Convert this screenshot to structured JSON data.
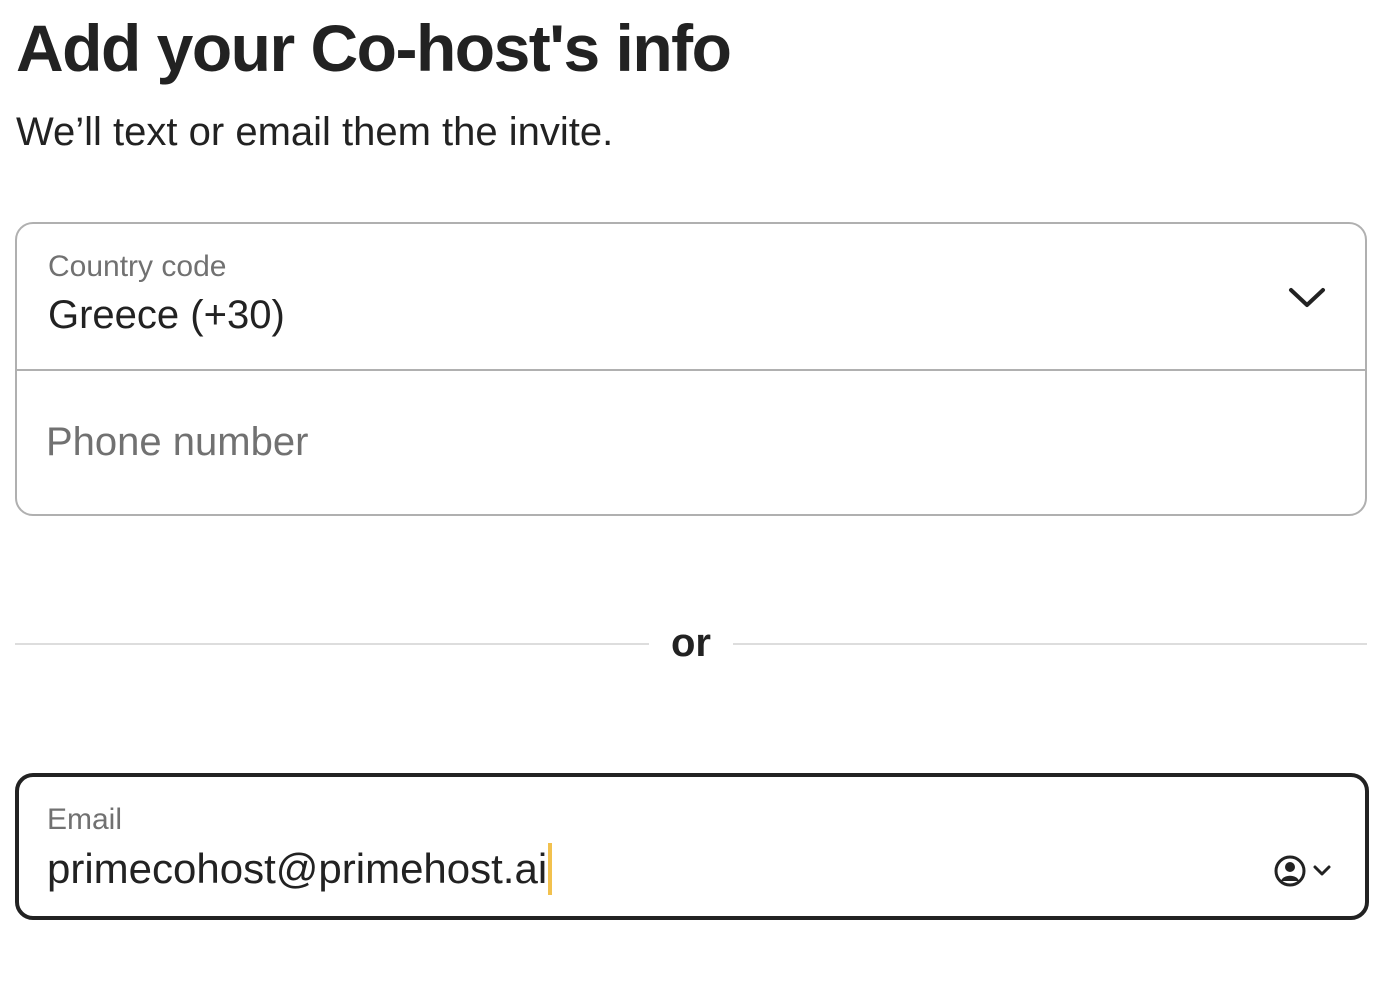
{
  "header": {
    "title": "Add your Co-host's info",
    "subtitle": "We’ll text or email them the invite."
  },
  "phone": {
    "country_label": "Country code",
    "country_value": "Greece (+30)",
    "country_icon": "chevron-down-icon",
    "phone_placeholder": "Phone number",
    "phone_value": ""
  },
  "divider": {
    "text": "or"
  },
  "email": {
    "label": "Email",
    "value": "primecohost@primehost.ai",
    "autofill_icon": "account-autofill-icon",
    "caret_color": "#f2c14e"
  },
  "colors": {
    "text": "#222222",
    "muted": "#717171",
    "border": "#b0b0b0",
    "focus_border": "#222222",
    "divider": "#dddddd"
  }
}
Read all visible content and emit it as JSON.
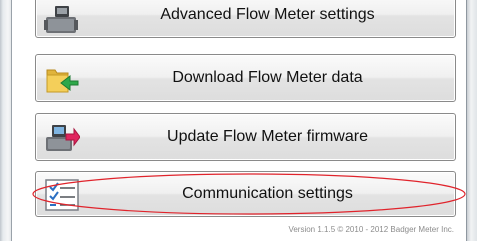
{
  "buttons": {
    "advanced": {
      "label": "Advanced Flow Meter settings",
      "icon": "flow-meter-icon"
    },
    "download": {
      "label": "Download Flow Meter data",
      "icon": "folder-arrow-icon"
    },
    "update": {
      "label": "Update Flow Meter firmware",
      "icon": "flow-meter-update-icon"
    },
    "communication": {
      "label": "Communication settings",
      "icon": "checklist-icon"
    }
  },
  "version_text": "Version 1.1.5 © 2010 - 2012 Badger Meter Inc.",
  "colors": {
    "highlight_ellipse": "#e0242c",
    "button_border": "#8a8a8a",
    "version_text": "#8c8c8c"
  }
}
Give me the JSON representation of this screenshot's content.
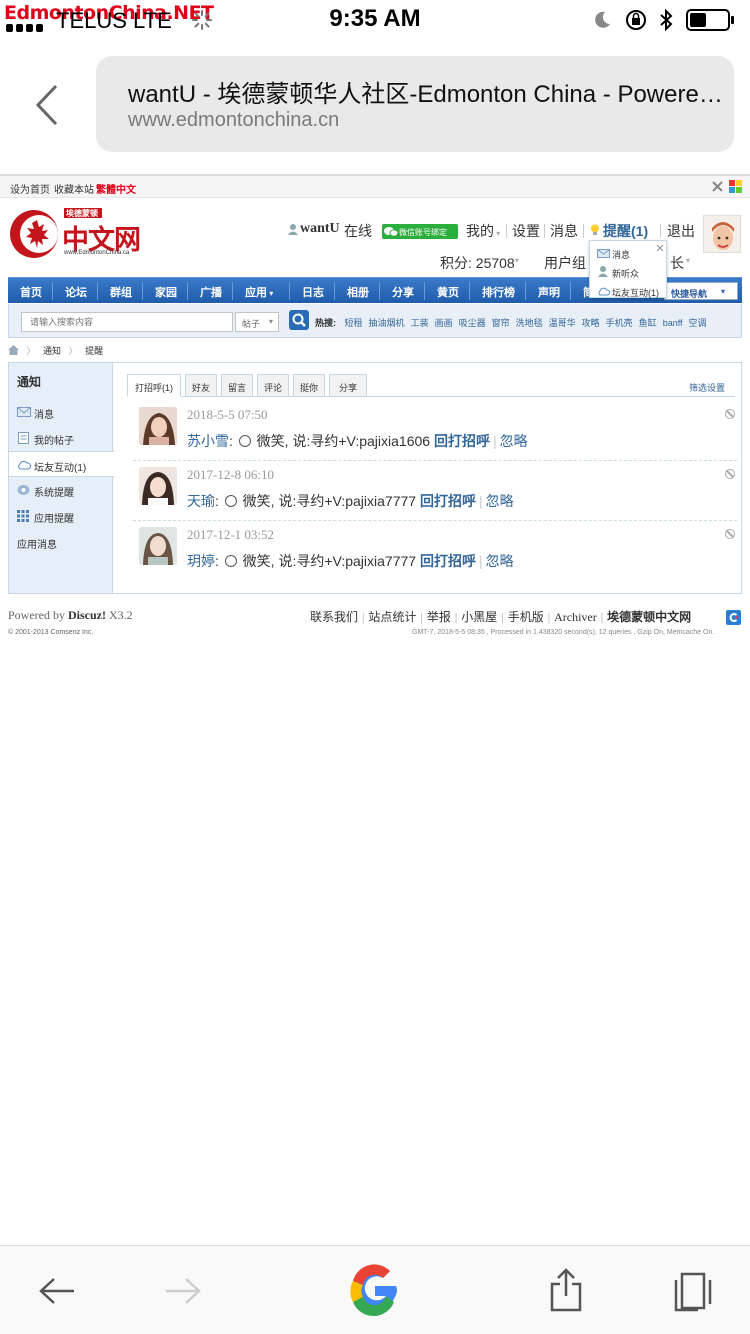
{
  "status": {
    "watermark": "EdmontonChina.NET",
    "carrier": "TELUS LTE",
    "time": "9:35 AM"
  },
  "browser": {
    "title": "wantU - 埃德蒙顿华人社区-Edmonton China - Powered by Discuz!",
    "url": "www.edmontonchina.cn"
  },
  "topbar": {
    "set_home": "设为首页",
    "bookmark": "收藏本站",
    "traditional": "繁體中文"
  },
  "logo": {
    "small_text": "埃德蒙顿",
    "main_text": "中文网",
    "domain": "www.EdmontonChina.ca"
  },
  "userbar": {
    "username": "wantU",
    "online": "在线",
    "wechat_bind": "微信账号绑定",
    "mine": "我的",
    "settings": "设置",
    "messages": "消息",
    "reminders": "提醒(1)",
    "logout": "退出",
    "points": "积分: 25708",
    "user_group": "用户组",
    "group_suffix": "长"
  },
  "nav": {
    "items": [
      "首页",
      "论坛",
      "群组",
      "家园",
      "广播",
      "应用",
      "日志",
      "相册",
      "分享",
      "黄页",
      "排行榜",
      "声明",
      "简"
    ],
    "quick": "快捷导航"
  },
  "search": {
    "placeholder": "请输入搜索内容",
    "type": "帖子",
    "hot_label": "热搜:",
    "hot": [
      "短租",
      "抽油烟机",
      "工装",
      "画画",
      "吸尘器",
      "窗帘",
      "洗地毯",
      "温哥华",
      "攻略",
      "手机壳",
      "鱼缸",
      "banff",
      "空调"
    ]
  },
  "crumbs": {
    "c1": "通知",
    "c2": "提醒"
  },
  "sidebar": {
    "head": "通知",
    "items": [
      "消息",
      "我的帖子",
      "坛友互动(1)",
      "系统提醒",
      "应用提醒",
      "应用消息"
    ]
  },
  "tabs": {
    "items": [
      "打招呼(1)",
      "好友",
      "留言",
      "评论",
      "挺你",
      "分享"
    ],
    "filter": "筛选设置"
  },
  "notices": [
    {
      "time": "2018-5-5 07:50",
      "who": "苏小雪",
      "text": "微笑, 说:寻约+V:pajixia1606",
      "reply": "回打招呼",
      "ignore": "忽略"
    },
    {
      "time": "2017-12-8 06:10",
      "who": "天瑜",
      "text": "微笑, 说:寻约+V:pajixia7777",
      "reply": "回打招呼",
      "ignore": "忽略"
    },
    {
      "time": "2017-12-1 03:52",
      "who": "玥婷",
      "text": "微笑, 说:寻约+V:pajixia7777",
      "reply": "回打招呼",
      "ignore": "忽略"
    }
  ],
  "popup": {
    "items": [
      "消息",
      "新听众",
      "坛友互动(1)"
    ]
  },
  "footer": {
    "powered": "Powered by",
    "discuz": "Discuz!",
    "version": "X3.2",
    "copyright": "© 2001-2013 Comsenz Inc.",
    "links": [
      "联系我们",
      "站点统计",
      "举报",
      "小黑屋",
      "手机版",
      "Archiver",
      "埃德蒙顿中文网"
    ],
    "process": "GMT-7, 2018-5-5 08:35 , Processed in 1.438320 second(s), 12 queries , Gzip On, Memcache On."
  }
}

________

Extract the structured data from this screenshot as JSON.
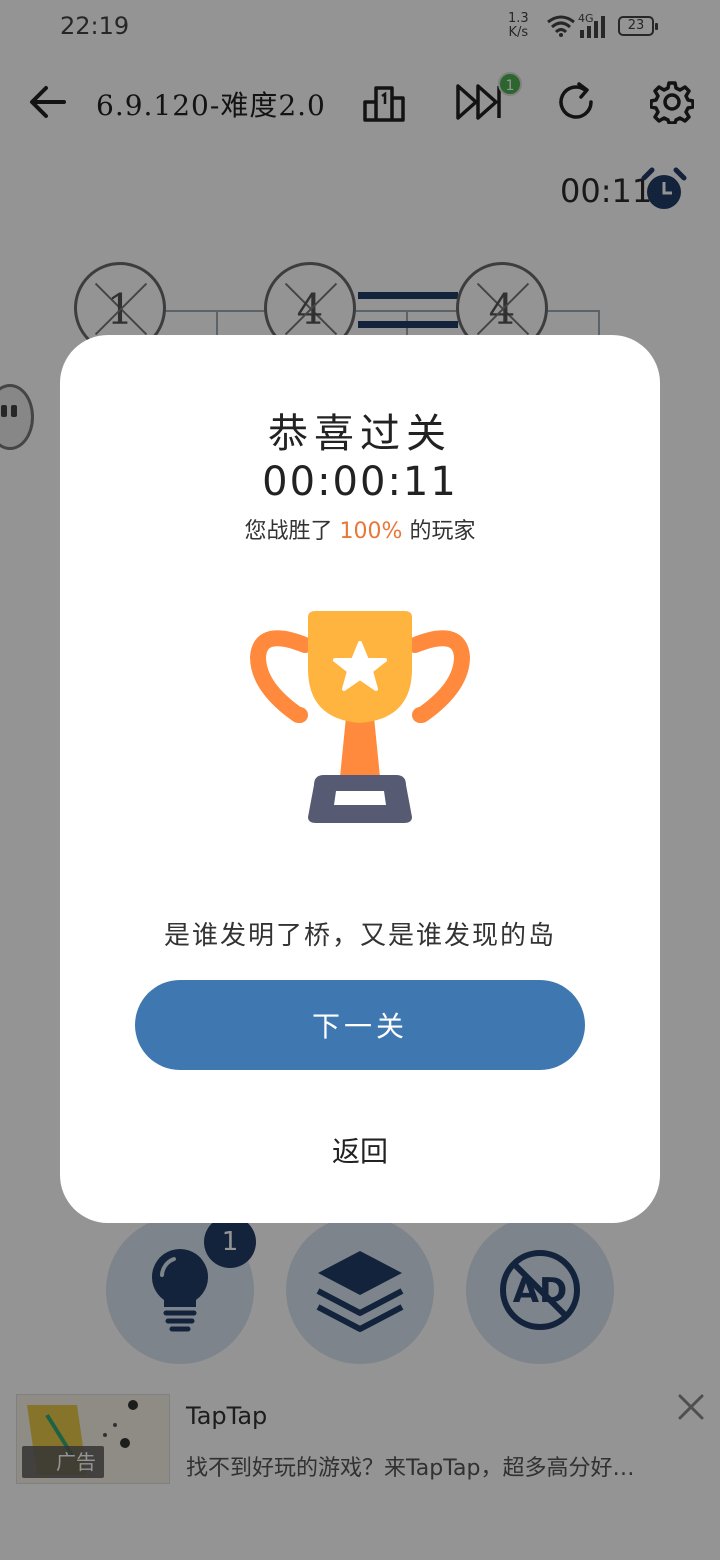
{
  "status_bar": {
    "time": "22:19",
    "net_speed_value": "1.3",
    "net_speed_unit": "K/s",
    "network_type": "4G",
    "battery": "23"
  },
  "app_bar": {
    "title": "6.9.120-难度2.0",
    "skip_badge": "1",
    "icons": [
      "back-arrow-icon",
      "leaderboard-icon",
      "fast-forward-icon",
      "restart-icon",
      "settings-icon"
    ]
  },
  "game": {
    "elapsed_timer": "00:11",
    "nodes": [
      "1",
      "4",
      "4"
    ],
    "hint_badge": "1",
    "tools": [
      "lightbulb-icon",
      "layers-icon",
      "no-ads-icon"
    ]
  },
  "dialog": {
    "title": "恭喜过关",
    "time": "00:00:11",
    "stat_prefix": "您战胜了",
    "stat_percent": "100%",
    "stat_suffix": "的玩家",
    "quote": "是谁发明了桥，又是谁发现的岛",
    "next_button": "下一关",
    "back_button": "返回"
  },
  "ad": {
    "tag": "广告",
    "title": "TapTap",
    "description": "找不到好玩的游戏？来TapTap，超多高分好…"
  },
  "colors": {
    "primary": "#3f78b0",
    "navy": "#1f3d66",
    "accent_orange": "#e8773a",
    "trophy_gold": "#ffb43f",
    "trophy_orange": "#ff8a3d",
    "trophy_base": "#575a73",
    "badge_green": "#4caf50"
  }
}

________

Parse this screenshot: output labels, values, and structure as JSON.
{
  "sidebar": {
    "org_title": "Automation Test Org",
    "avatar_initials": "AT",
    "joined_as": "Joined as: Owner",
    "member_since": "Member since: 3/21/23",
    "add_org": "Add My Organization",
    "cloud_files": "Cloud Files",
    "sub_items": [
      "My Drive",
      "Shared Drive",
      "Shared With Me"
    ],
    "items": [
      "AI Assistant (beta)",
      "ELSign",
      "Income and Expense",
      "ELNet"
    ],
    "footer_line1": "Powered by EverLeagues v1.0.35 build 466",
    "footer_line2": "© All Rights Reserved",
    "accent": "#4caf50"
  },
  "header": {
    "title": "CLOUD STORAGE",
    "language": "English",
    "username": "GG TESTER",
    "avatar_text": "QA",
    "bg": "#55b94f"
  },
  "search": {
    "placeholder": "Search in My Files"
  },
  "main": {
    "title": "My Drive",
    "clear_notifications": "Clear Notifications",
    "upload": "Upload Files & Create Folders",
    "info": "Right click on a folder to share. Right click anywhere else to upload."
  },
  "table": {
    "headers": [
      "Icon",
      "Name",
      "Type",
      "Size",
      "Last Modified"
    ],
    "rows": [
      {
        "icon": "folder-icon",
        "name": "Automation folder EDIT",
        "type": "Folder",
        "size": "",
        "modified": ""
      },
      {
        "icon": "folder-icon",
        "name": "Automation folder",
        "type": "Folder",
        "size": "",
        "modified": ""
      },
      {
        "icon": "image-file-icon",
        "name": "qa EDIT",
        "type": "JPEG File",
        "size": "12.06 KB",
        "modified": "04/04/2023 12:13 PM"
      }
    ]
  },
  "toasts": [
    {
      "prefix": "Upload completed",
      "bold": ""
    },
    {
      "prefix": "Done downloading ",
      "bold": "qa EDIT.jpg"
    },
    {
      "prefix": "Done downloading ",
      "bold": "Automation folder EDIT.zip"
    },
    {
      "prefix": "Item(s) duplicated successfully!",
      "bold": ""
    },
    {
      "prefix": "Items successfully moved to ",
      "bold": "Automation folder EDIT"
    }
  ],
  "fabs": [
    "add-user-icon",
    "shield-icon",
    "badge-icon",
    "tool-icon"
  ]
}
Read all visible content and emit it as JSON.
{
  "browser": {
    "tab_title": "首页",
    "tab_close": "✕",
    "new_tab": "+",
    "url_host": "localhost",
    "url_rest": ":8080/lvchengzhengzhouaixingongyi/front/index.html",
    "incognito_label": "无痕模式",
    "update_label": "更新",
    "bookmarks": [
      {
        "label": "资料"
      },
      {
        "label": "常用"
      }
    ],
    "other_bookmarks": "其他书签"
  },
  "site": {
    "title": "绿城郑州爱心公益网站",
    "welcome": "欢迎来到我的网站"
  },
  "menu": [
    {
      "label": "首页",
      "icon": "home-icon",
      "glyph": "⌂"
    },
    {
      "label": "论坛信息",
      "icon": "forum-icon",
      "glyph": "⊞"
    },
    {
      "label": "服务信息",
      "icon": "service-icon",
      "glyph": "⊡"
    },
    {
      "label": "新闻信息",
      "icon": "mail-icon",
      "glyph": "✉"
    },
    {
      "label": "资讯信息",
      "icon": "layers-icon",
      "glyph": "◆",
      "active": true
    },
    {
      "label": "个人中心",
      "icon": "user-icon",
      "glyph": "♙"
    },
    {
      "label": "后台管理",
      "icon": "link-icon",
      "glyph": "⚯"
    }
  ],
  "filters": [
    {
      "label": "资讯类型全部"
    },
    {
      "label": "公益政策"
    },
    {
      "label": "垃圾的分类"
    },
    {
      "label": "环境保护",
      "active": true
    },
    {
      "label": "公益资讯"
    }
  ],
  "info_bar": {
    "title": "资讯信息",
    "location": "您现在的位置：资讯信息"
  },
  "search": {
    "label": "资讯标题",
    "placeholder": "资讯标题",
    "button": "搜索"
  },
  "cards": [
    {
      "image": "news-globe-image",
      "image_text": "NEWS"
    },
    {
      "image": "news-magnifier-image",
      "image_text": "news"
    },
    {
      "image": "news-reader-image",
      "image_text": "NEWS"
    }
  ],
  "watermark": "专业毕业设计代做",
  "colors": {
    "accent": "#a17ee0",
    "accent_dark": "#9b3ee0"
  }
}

________

→ **Your objective**
Among these entries, how many lines include the string "structured"? Reply with the number by itself.

→ **Answer to the exercise**
2